begin Information shown

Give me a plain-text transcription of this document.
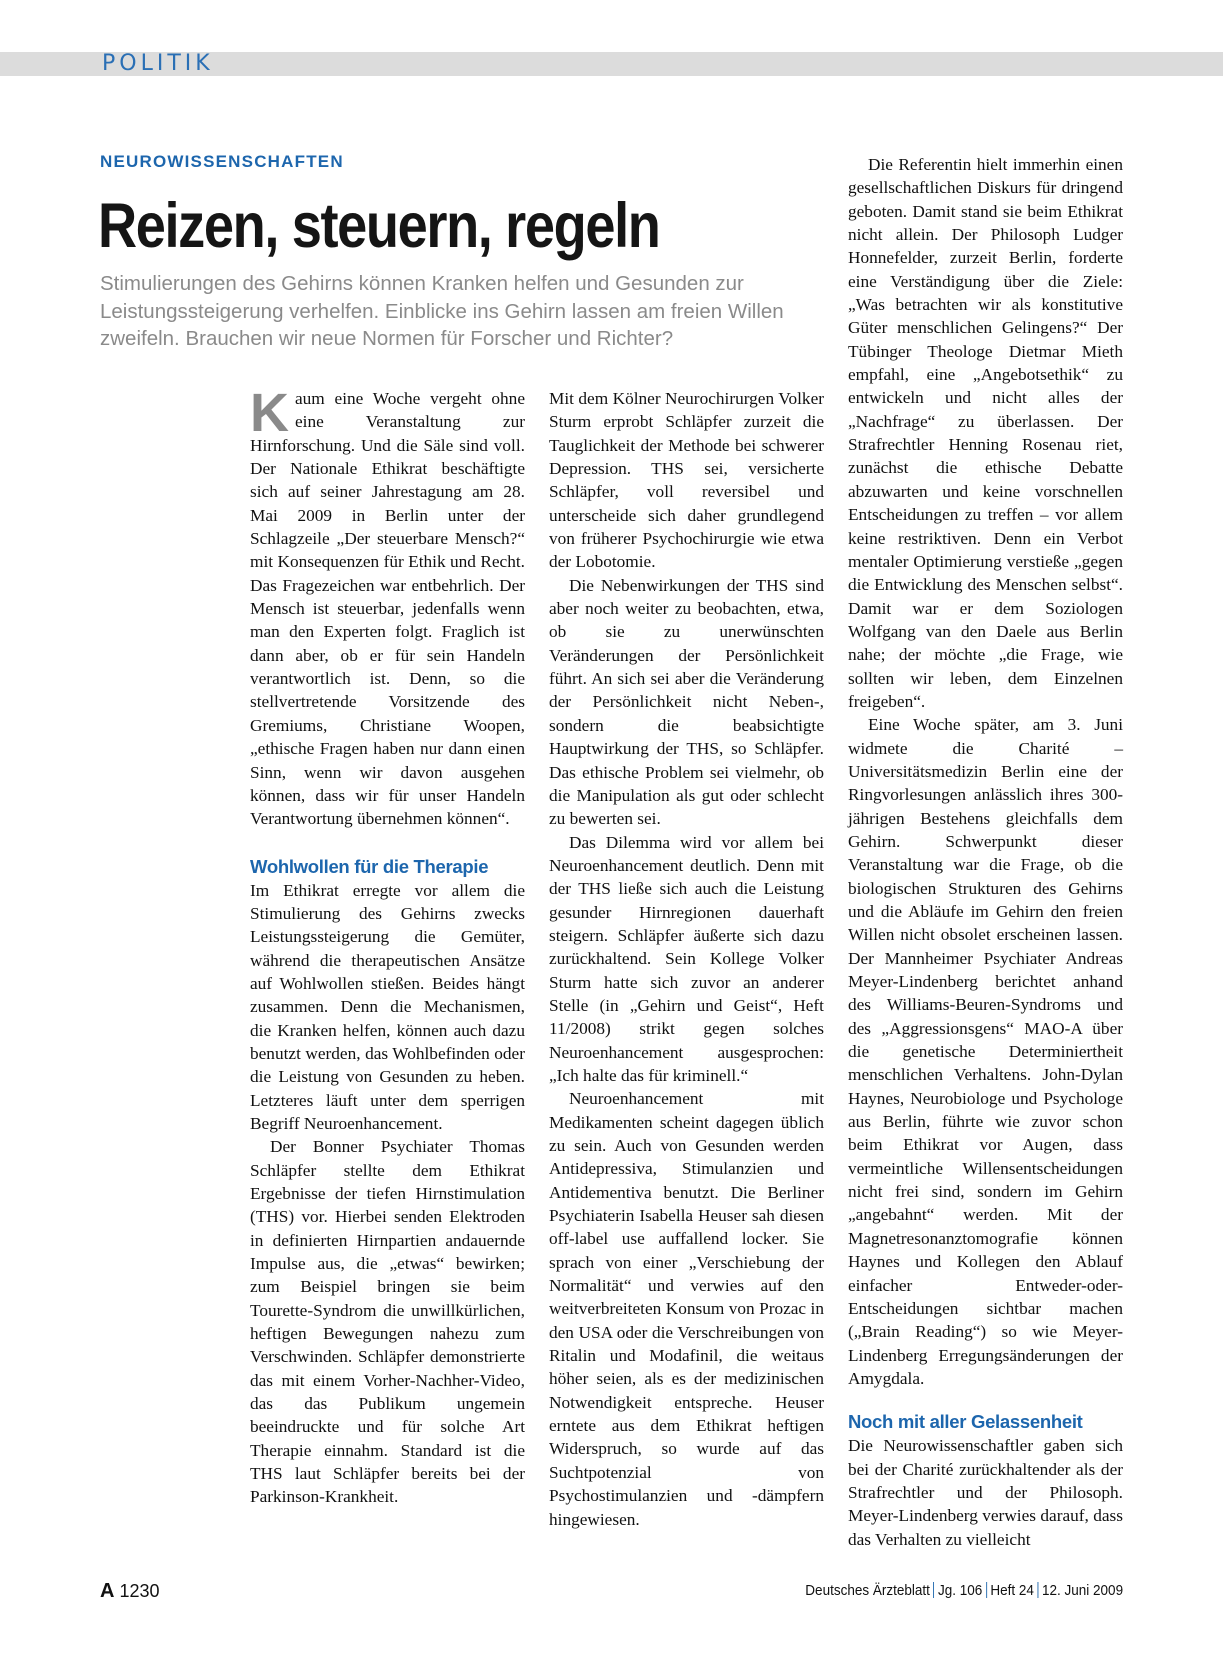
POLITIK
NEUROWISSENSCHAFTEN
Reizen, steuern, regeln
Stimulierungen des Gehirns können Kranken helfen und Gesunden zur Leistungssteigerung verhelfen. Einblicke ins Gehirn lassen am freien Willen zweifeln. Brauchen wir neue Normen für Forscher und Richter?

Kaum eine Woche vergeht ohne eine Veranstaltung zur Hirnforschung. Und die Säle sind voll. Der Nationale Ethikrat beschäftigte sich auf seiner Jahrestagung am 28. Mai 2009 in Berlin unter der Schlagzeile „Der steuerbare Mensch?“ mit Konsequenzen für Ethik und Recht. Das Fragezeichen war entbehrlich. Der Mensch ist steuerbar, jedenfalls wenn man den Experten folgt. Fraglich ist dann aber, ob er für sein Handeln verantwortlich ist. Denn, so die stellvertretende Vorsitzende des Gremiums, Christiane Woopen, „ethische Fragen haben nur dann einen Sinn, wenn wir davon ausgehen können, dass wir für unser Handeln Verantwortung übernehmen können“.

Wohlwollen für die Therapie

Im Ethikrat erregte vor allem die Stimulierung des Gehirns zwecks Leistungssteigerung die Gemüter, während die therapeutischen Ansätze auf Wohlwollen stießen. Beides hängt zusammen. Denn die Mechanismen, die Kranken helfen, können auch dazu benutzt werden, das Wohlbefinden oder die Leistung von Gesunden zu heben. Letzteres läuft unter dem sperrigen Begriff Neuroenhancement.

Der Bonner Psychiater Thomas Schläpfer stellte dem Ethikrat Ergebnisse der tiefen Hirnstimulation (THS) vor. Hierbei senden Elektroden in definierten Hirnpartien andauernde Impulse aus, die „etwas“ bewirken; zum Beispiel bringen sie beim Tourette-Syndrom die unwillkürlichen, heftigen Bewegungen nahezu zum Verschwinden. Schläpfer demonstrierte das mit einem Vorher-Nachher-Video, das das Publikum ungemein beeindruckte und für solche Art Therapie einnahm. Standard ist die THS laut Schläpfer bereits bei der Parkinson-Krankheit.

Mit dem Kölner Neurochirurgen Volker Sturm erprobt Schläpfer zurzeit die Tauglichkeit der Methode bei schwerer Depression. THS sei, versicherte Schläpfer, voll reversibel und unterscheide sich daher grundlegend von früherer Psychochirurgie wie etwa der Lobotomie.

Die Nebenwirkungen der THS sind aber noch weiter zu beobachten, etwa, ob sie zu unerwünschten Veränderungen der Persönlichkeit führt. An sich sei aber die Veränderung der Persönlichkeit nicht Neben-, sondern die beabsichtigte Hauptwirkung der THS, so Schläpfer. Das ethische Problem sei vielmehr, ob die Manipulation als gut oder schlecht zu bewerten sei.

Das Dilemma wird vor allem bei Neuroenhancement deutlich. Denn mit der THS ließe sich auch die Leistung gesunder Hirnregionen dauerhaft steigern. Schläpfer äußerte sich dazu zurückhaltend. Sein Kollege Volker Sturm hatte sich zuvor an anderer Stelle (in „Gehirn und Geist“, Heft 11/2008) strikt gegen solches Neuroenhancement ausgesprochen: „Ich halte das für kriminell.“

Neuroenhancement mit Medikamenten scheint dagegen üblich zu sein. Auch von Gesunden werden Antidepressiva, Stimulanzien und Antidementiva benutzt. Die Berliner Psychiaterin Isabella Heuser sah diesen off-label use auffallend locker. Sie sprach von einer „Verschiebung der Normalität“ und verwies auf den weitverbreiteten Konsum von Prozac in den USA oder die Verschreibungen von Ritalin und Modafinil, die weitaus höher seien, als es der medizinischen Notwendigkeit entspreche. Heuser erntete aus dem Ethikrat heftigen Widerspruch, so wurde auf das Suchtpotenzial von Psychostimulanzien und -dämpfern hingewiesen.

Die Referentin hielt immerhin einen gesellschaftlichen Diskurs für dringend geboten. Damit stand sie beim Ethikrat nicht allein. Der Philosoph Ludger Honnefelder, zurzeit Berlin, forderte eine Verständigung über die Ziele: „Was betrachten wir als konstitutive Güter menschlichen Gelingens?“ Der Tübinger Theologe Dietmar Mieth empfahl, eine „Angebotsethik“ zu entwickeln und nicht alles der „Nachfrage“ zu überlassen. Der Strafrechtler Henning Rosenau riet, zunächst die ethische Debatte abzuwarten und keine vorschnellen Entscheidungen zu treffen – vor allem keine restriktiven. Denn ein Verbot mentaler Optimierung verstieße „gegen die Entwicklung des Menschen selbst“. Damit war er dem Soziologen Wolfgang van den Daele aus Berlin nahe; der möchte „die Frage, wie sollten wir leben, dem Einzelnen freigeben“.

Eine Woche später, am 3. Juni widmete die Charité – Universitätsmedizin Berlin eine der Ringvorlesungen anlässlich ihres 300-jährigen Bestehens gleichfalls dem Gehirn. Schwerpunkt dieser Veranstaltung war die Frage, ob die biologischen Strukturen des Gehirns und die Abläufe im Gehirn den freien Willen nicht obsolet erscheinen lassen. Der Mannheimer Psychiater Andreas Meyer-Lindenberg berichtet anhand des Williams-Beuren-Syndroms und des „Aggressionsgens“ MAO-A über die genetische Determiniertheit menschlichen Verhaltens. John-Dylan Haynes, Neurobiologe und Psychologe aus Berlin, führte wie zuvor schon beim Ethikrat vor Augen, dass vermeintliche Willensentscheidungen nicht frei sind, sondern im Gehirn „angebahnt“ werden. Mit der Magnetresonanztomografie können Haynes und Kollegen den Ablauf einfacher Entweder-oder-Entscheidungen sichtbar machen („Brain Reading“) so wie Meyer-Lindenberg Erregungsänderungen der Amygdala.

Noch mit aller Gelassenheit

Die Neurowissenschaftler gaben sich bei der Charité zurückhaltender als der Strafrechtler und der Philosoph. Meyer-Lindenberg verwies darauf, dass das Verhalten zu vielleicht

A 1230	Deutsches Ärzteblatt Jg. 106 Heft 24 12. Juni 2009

end Information shown
begin Information shown

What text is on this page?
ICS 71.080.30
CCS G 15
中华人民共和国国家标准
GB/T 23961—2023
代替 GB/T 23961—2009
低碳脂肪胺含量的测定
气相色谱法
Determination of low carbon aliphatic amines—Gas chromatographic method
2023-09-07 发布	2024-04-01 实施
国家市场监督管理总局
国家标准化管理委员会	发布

end Information shown
begin Information shown

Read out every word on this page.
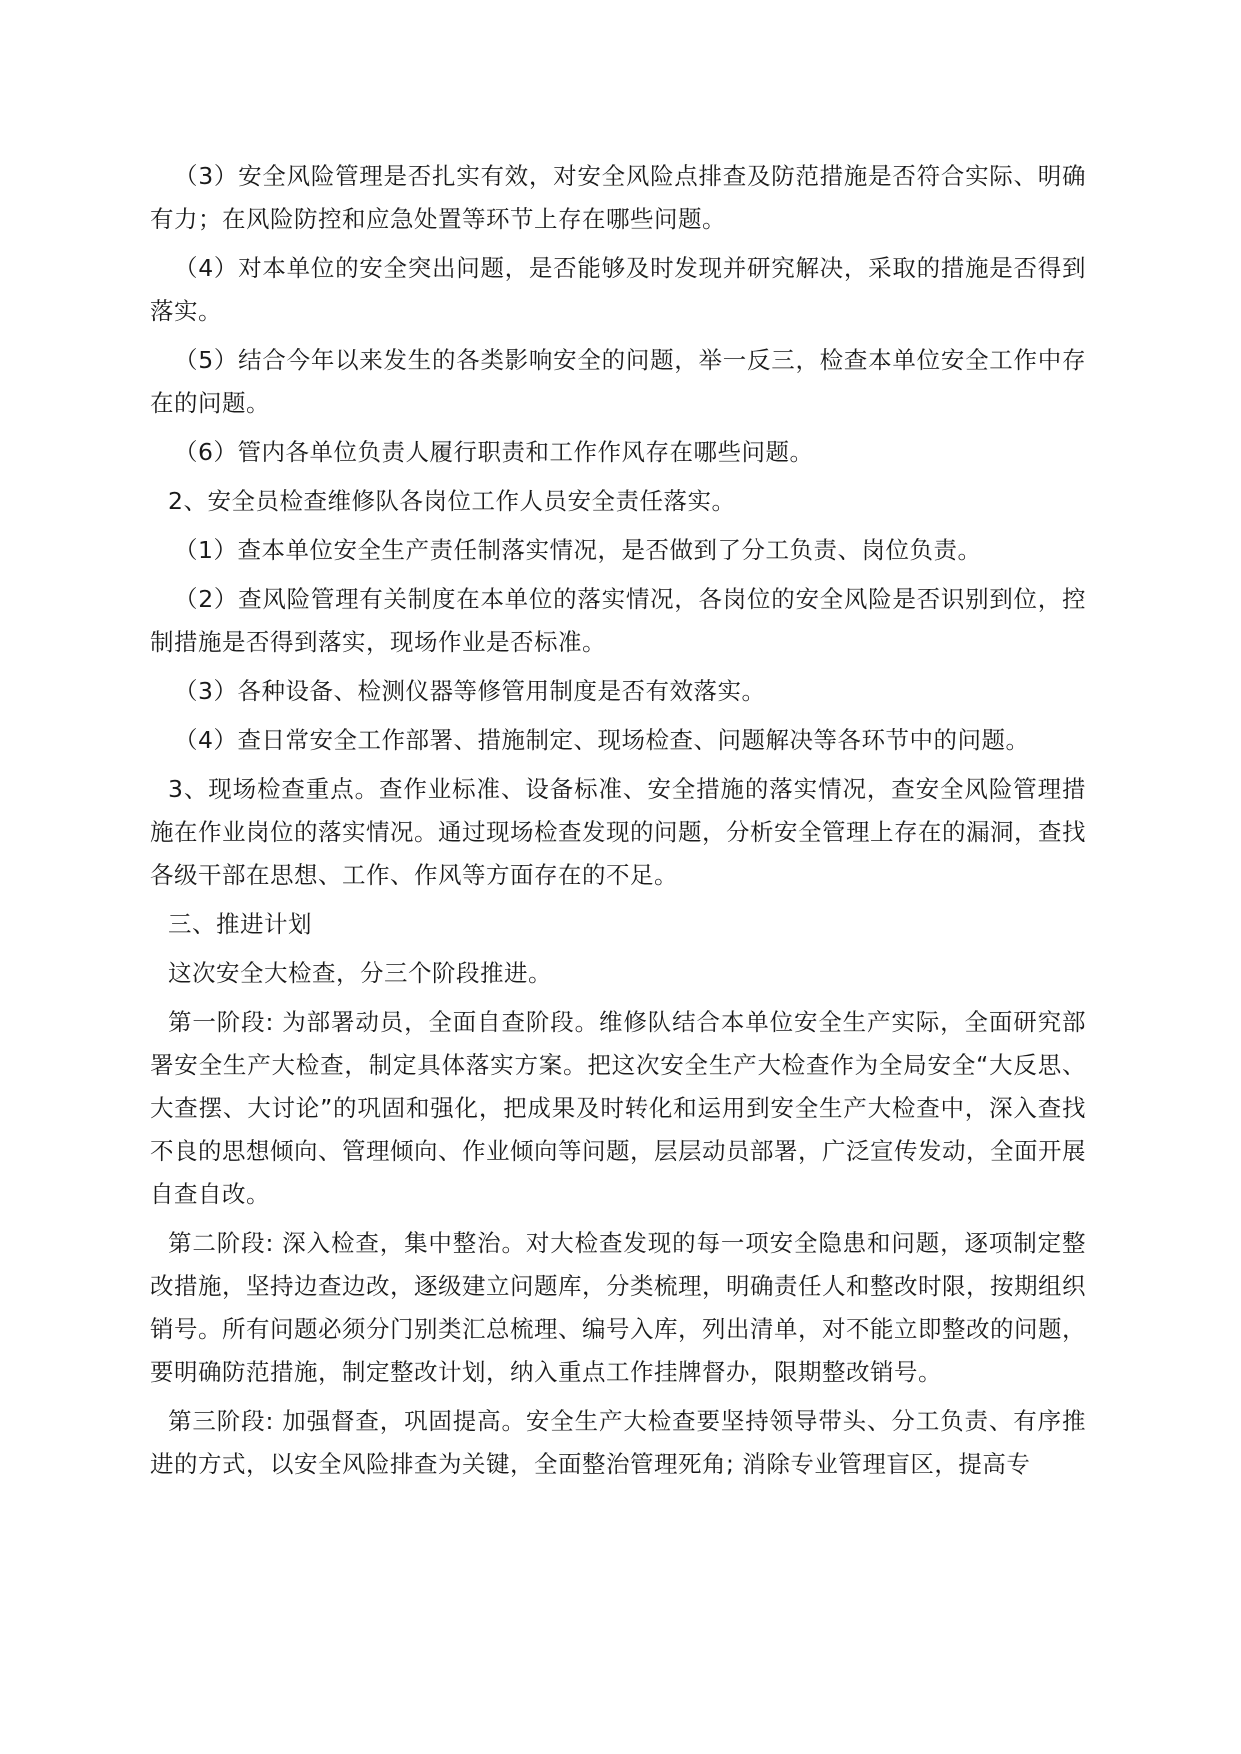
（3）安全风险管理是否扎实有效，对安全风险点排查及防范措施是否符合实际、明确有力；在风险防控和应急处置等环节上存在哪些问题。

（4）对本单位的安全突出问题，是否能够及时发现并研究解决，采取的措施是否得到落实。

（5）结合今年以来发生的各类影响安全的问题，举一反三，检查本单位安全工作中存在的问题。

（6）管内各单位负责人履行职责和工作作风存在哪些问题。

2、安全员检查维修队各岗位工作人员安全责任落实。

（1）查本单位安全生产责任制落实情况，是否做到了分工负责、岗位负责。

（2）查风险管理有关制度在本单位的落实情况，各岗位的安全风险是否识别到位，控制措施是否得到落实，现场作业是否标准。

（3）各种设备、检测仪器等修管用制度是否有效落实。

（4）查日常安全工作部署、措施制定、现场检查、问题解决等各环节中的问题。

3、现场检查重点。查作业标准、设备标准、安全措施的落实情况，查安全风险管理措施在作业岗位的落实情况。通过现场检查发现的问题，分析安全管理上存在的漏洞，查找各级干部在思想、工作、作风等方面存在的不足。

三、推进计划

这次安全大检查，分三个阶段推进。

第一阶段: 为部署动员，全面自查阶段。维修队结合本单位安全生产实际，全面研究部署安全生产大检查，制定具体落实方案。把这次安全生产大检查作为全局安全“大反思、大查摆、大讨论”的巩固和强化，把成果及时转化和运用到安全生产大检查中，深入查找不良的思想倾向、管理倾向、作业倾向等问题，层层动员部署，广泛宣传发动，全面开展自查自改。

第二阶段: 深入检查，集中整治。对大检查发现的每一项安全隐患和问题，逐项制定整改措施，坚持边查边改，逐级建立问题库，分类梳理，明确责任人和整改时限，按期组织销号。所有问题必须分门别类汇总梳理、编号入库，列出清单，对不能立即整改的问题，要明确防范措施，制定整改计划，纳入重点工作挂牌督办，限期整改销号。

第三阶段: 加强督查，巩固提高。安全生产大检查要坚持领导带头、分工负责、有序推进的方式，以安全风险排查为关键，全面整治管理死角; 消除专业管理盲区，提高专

end Information shown

**Set exercise**
Establish how many lines of the records contain the string "text" and state that number without elaboration.

**Full response**
2